> **RECORDS PROVIDED**:
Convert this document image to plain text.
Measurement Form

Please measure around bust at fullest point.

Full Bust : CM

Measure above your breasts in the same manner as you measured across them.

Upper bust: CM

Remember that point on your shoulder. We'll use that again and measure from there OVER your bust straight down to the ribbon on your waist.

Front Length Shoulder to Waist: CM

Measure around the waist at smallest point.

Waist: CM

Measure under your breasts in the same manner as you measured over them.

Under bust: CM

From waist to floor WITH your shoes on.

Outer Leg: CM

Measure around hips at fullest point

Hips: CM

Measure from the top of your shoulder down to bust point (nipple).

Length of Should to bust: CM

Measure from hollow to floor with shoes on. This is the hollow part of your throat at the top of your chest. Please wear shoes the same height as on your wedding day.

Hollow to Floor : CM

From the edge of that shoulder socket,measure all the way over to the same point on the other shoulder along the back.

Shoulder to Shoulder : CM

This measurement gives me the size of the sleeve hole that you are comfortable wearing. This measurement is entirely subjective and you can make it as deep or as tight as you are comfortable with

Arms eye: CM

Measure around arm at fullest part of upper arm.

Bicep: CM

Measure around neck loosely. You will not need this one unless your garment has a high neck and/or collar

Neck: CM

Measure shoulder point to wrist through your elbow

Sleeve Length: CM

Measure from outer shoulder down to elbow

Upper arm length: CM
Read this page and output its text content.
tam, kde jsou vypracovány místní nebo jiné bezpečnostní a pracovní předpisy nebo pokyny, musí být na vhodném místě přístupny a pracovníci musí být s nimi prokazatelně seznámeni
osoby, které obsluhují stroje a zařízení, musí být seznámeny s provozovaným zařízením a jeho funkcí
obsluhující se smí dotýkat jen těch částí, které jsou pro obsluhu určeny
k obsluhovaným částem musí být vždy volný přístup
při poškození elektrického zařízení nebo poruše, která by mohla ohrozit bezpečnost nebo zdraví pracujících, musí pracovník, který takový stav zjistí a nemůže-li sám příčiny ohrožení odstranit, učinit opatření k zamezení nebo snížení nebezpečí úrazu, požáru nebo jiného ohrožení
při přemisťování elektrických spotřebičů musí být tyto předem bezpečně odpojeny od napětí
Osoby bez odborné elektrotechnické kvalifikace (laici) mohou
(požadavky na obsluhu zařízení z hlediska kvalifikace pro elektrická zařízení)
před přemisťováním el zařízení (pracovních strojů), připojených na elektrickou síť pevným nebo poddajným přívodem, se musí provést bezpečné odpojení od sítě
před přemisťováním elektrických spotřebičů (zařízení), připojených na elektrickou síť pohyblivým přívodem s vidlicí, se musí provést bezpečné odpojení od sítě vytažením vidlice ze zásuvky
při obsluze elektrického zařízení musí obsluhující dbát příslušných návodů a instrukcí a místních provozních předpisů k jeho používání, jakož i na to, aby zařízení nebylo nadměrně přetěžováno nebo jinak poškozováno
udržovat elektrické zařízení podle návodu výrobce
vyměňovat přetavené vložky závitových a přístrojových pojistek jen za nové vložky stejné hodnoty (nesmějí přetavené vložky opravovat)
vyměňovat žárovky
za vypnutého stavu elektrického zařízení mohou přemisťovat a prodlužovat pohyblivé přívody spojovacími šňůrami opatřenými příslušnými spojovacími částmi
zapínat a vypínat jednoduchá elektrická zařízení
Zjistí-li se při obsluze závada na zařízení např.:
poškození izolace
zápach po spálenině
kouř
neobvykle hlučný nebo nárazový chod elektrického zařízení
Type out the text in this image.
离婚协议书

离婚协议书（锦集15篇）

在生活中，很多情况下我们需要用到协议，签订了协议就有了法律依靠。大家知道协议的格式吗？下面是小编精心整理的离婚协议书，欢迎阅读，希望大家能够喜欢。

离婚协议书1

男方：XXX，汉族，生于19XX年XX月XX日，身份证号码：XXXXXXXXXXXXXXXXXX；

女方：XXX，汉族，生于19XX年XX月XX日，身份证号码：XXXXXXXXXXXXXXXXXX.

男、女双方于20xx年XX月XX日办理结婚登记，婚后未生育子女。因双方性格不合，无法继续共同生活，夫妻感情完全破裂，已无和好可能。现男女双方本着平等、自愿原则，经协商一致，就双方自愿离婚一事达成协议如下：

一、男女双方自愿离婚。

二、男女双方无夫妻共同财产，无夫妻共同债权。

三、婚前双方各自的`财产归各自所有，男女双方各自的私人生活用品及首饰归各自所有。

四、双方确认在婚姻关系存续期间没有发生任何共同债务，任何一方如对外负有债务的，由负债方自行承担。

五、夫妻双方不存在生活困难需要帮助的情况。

> **EXERCISE DESCRIPTION**:
Print the complete listing again, exactly as it stands.

> **COMPLETE ANSWER**:
Convert this document image to plain text.
Measurement Form

Please measure around bust at fullest point.

Full Bust : CM

Measure above your breasts in the same manner as you measured across them.

Upper bust: CM

Remember that point on your shoulder. We'll use that again and measure from there OVER your bust straight down to the ribbon on your waist.

Front Length Shoulder to Waist: CM

Measure around the waist at smallest point.

Waist: CM

Measure under your breasts in the same manner as you measured over them.

Under bust: CM

From waist to floor WITH your shoes on.

Outer Leg: CM

Measure around hips at fullest point

Hips: CM

Measure from the top of your shoulder down to bust point (nipple).

Length of Should to bust: CM

Measure from hollow to floor with shoes on. This is the hollow part of your throat at the top of your chest. Please wear shoes the same height as on your wedding day.

Hollow to Floor : CM

From the edge of that shoulder socket,measure all the way over to the same point on the other shoulder along the back.

Shoulder to Shoulder : CM

This measurement gives me the size of the sleeve hole that you are comfortable wearing. This measurement is entirely subjective and you can make it as deep or as tight as you are comfortable with

Arms eye: CM

Measure around arm at fullest part of upper arm.

Bicep: CM

Measure around neck loosely. You will not need this one unless your garment has a high neck and/or collar

Neck: CM

Measure shoulder point to wrist through your elbow

Sleeve Length: CM

Measure from outer shoulder down to elbow

Upper arm length: CM
Read this page and output its text content.
tam, kde jsou vypracovány místní nebo jiné bezpečnostní a pracovní předpisy nebo pokyny, musí být na vhodném místě přístupny a pracovníci musí být s nimi prokazatelně seznámeni
osoby, které obsluhují stroje a zařízení, musí být seznámeny s provozovaným zařízením a jeho funkcí
obsluhující se smí dotýkat jen těch částí, které jsou pro obsluhu určeny
k obsluhovaným částem musí být vždy volný přístup
při poškození elektrického zařízení nebo poruše, která by mohla ohrozit bezpečnost nebo zdraví pracujících, musí pracovník, který takový stav zjistí a nemůže-li sám příčiny ohrožení odstranit, učinit opatření k zamezení nebo snížení nebezpečí úrazu, požáru nebo jiného ohrožení
při přemisťování elektrických spotřebičů musí být tyto předem bezpečně odpojeny od napětí
Osoby bez odborné elektrotechnické kvalifikace (laici) mohou
(požadavky na obsluhu zařízení z hlediska kvalifikace pro elektrická zařízení)
před přemisťováním el zařízení (pracovních strojů), připojených na elektrickou síť pevným nebo poddajným přívodem, se musí provést bezpečné odpojení od sítě
před přemisťováním elektrických spotřebičů (zařízení), připojených na elektrickou síť pohyblivým přívodem s vidlicí, se musí provést bezpečné odpojení od sítě vytažením vidlice ze zásuvky
při obsluze elektrického zařízení musí obsluhující dbát příslušných návodů a instrukcí a místních provozních předpisů k jeho používání, jakož i na to, aby zařízení nebylo nadměrně přetěžováno nebo jinak poškozováno
udržovat elektrické zařízení podle návodu výrobce
vyměňovat přetavené vložky závitových a přístrojových pojistek jen za nové vložky stejné hodnoty (nesmějí přetavené vložky opravovat)
vyměňovat žárovky
za vypnutého stavu elektrického zařízení mohou přemisťovat a prodlužovat pohyblivé přívody spojovacími šňůrami opatřenými příslušnými spojovacími částmi
zapínat a vypínat jednoduchá elektrická zařízení
Zjistí-li se při obsluze závada na zařízení např.:
poškození izolace
zápach po spálenině
kouř
neobvykle hlučný nebo nárazový chod elektrického zařízení
Type out the text in this image.
离婚协议书

离婚协议书（锦集15篇）

在生活中，很多情况下我们需要用到协议，签订了协议就有了法律依靠。大家知道协议的格式吗？下面是小编精心整理的离婚协议书，欢迎阅读，希望大家能够喜欢。

离婚协议书1

男方：XXX，汉族，生于19XX年XX月XX日，身份证号码：XXXXXXXXXXXXXXXXXX；

女方：XXX，汉族，生于19XX年XX月XX日，身份证号码：XXXXXXXXXXXXXXXXXX.

男、女双方于20xx年XX月XX日办理结婚登记，婚后未生育子女。因双方性格不合，无法继续共同生活，夫妻感情完全破裂，已无和好可能。现男女双方本着平等、自愿原则，经协商一致，就双方自愿离婚一事达成协议如下：

一、男女双方自愿离婚。

二、男女双方无夫妻共同财产，无夫妻共同债权。

三、婚前双方各自的`财产归各自所有，男女双方各自的私人生活用品及首饰归各自所有。

四、双方确认在婚姻关系存续期间没有发生任何共同债务，任何一方如对外负有债务的，由负债方自行承担。

五、夫妻双方不存在生活困难需要帮助的情况。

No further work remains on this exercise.